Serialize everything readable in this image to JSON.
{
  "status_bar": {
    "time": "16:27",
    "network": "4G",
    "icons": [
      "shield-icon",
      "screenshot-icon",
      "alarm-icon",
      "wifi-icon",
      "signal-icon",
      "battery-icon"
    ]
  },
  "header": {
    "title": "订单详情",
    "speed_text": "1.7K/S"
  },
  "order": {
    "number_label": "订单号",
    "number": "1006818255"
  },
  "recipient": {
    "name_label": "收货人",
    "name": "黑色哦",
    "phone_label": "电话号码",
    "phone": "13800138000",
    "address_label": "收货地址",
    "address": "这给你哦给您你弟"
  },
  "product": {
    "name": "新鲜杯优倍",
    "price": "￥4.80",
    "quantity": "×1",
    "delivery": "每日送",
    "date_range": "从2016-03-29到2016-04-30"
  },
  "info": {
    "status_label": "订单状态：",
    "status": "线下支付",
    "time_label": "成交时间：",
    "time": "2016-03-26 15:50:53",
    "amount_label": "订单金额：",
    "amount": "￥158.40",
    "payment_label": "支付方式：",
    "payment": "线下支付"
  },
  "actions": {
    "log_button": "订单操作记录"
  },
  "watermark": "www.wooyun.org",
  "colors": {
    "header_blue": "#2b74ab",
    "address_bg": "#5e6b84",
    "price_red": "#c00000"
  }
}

+ + + + + + +

Reproduce the listing shown above in its entirety, exactly.

Serialize everything readable in this image to JSON.
{
  "status_bar": {
    "time": "16:27",
    "network": "4G",
    "icons": [
      "shield-icon",
      "screenshot-icon",
      "alarm-icon",
      "wifi-icon",
      "signal-icon",
      "battery-icon"
    ]
  },
  "header": {
    "title": "订单详情",
    "speed_text": "1.7K/S"
  },
  "order": {
    "number_label": "订单号",
    "number": "1006818255"
  },
  "recipient": {
    "name_label": "收货人",
    "name": "黑色哦",
    "phone_label": "电话号码",
    "phone": "13800138000",
    "address_label": "收货地址",
    "address": "这给你哦给您你弟"
  },
  "product": {
    "name": "新鲜杯优倍",
    "price": "￥4.80",
    "quantity": "×1",
    "delivery": "每日送",
    "date_range": "从2016-03-29到2016-04-30"
  },
  "info": {
    "status_label": "订单状态：",
    "status": "线下支付",
    "time_label": "成交时间：",
    "time": "2016-03-26 15:50:53",
    "amount_label": "订单金额：",
    "amount": "￥158.40",
    "payment_label": "支付方式：",
    "payment": "线下支付"
  },
  "actions": {
    "log_button": "订单操作记录"
  },
  "watermark": "www.wooyun.org",
  "colors": {
    "header_blue": "#2b74ab",
    "address_bg": "#5e6b84",
    "price_red": "#c00000"
  }
}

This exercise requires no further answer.